(Dataset entries)
** begin **
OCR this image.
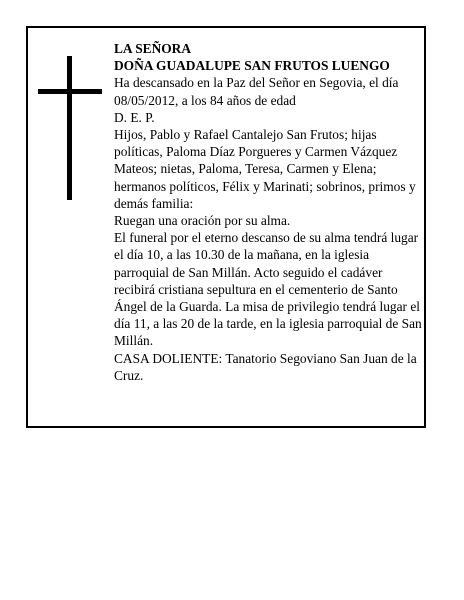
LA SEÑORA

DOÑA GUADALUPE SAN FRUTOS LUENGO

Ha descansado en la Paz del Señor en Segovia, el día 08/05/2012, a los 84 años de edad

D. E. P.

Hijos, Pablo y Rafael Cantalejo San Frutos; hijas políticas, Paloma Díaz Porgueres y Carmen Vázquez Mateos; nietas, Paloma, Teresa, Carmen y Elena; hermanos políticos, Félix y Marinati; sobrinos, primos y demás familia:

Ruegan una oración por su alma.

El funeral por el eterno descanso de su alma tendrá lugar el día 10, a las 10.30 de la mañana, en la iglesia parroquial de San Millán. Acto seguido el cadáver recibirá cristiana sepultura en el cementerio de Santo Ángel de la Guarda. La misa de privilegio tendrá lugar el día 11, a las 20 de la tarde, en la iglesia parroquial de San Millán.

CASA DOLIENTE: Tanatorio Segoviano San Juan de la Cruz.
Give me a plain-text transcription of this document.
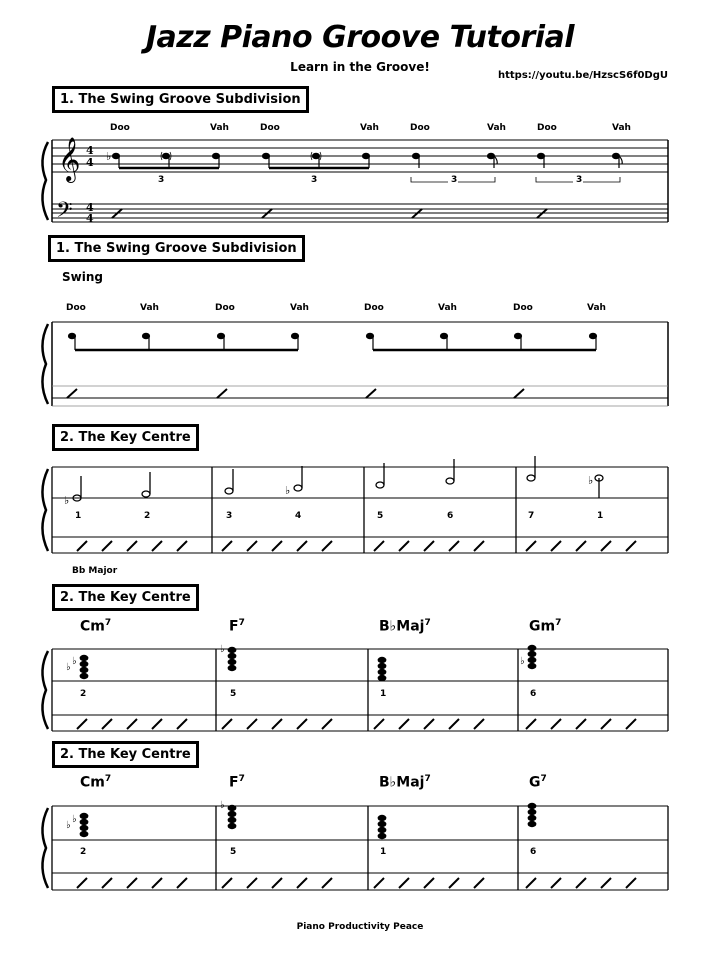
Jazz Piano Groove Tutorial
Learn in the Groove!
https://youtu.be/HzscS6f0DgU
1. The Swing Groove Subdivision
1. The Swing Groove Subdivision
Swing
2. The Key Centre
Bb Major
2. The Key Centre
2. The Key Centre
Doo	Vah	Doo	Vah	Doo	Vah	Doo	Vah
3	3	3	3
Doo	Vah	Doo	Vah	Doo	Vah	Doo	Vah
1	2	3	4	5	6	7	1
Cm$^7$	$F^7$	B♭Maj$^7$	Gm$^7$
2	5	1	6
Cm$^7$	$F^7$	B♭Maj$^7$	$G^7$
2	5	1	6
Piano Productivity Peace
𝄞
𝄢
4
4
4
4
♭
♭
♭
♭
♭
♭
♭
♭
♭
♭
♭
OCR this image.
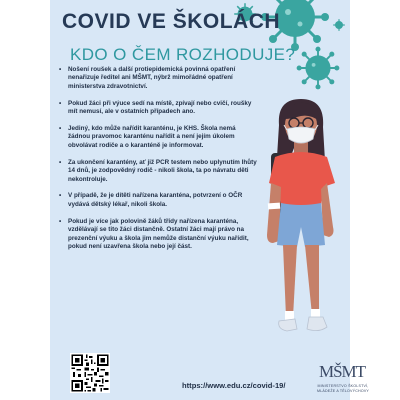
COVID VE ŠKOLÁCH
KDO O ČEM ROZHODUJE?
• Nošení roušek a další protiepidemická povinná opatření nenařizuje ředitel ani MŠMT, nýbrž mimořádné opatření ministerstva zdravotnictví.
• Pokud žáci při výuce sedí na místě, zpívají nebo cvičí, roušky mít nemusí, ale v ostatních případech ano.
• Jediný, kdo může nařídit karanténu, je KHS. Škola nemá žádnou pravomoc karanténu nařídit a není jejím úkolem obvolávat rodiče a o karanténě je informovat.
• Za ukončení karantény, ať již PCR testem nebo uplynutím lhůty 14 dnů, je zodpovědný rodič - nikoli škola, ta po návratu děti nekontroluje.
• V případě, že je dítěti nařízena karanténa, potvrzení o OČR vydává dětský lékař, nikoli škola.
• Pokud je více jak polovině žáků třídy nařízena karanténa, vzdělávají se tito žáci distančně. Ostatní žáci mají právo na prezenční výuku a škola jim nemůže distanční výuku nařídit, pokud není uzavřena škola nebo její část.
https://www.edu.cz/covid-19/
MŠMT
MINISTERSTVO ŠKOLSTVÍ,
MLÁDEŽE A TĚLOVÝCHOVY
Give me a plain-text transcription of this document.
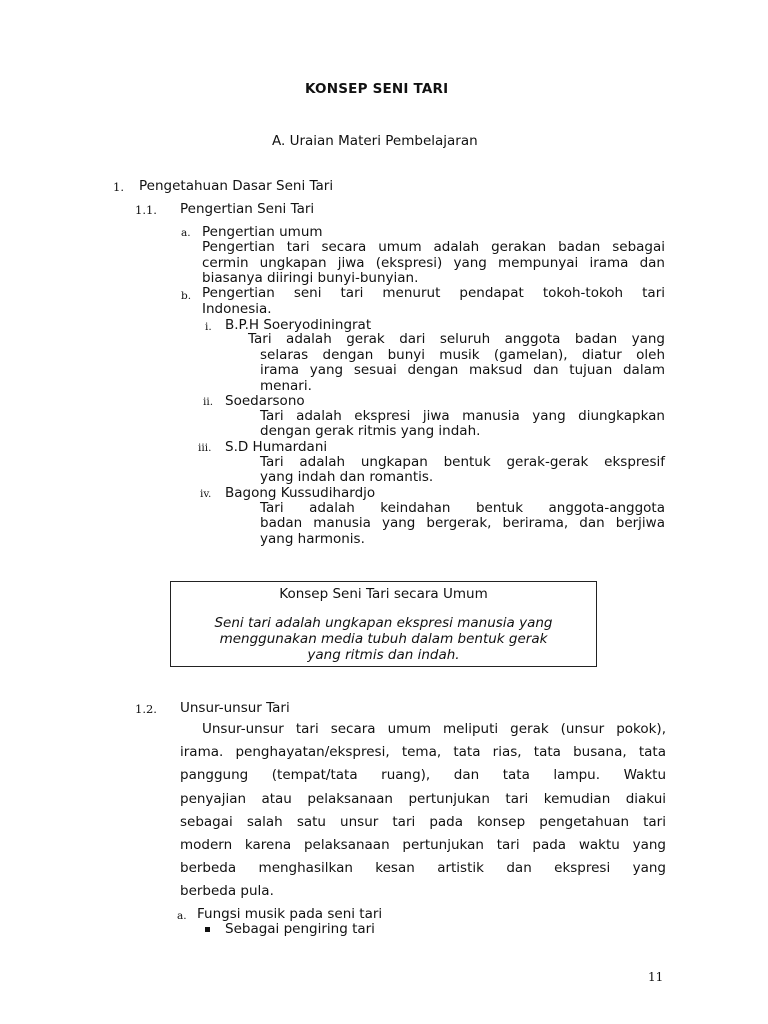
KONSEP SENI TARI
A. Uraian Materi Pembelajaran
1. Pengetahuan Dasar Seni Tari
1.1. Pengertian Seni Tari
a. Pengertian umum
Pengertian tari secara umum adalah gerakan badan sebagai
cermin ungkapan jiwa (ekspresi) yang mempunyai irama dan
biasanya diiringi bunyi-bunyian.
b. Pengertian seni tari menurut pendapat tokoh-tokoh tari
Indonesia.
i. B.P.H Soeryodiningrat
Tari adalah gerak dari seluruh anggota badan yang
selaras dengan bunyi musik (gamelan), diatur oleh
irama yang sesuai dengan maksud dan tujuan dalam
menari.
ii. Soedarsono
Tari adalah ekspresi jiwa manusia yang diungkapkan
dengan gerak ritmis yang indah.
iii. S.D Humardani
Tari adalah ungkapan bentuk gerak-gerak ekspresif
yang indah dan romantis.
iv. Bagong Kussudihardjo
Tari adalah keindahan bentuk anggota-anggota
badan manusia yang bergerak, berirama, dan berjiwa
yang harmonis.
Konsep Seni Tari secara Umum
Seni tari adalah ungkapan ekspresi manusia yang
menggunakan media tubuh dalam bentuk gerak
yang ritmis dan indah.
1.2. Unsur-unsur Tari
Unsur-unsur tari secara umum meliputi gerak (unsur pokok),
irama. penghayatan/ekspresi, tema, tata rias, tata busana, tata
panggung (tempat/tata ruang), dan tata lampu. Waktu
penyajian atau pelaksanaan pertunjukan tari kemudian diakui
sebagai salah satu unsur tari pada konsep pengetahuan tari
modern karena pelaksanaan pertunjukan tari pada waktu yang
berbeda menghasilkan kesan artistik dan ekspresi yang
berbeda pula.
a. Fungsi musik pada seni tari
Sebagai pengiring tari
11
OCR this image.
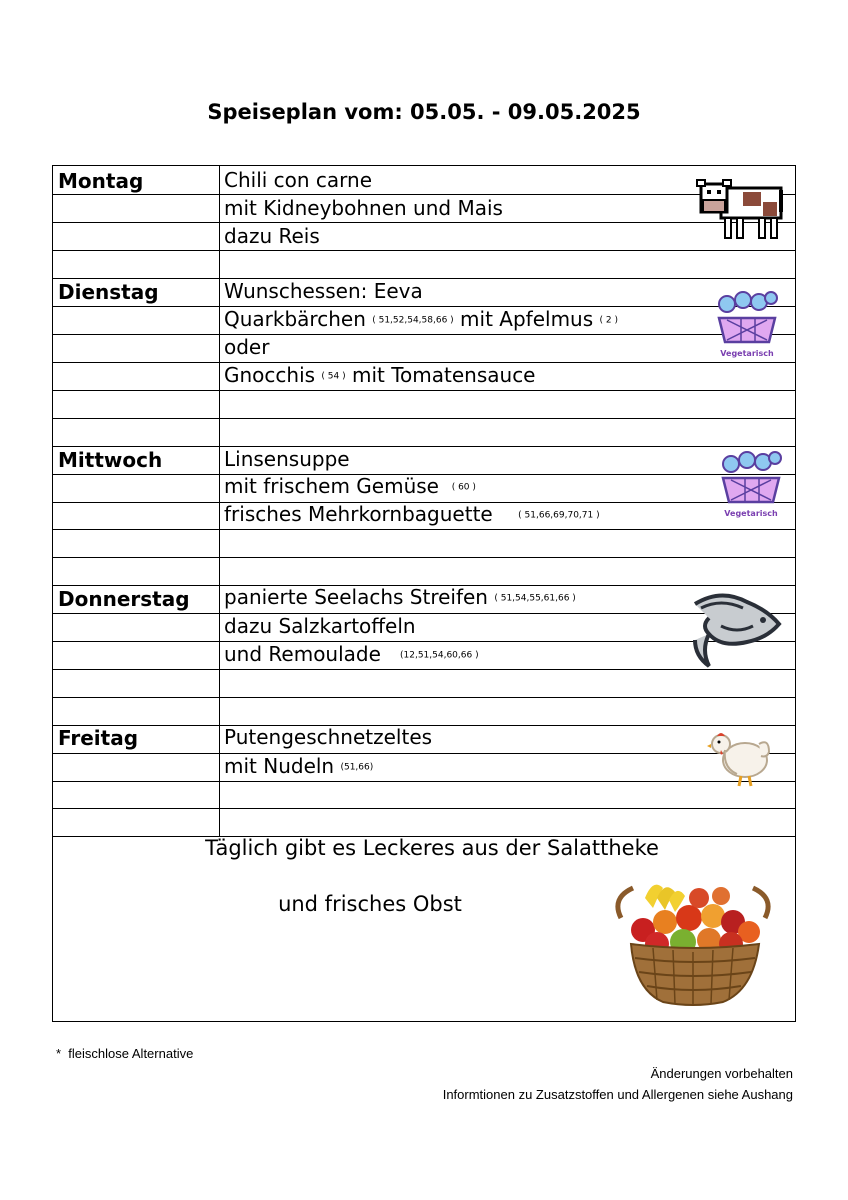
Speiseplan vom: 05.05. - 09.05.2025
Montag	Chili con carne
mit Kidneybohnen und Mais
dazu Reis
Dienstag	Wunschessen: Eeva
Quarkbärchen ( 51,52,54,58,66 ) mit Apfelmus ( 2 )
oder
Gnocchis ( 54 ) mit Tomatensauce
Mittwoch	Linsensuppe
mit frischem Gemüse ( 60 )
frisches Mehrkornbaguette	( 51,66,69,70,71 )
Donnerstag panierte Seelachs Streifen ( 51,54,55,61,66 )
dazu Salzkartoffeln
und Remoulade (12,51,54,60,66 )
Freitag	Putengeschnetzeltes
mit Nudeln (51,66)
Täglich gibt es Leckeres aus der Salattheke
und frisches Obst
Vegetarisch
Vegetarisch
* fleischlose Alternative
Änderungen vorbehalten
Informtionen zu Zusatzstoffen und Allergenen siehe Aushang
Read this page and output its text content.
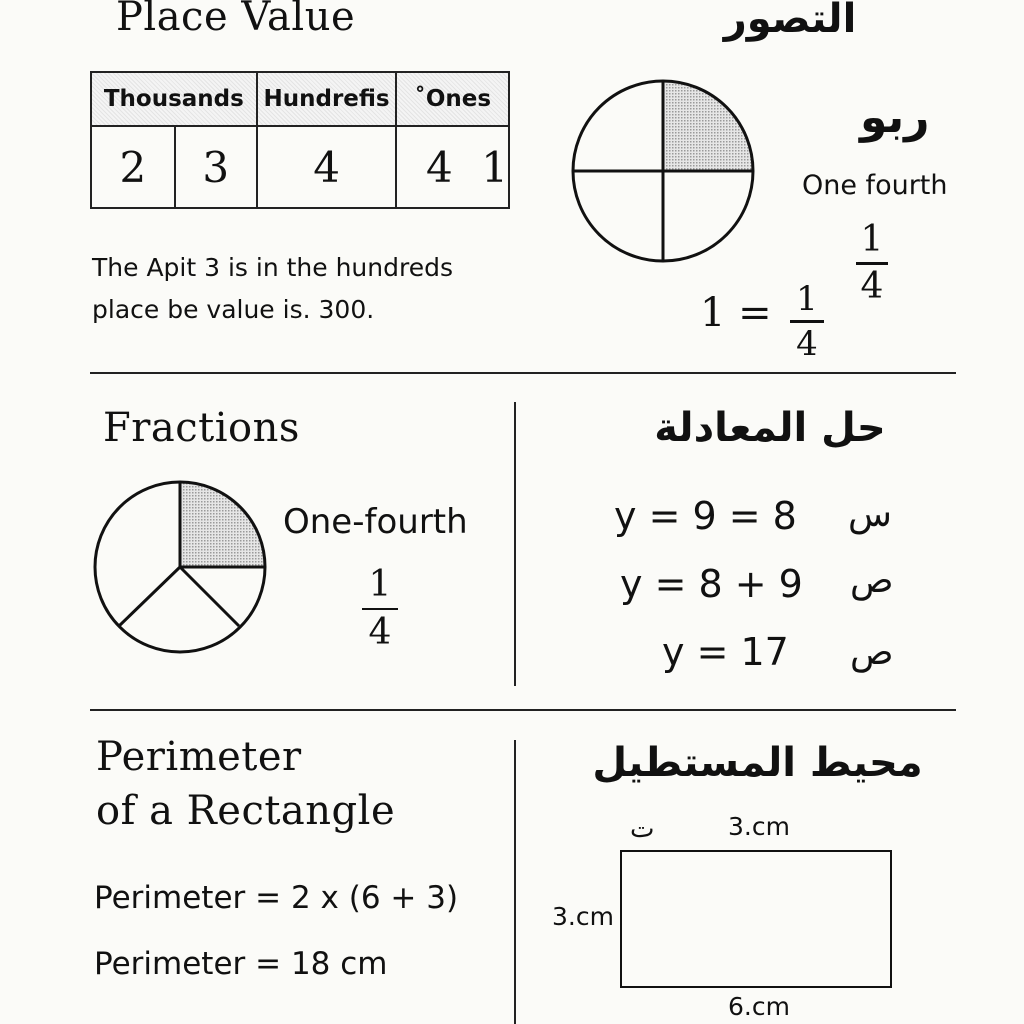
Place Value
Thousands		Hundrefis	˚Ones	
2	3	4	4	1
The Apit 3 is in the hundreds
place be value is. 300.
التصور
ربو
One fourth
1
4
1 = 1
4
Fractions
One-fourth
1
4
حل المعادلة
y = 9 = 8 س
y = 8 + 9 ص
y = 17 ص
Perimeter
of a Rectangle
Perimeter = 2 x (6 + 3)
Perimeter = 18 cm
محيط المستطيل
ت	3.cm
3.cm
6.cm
** end **
WHAT THE EXERCISE ASKS
Locate each line with the word "pelaksanaan" and copy it.

SOLUTION
penyajian atau pelaksanaan pertunjukan tari kemudian diakui
modern karena pelaksanaan pertunjukan tari pada waktu yang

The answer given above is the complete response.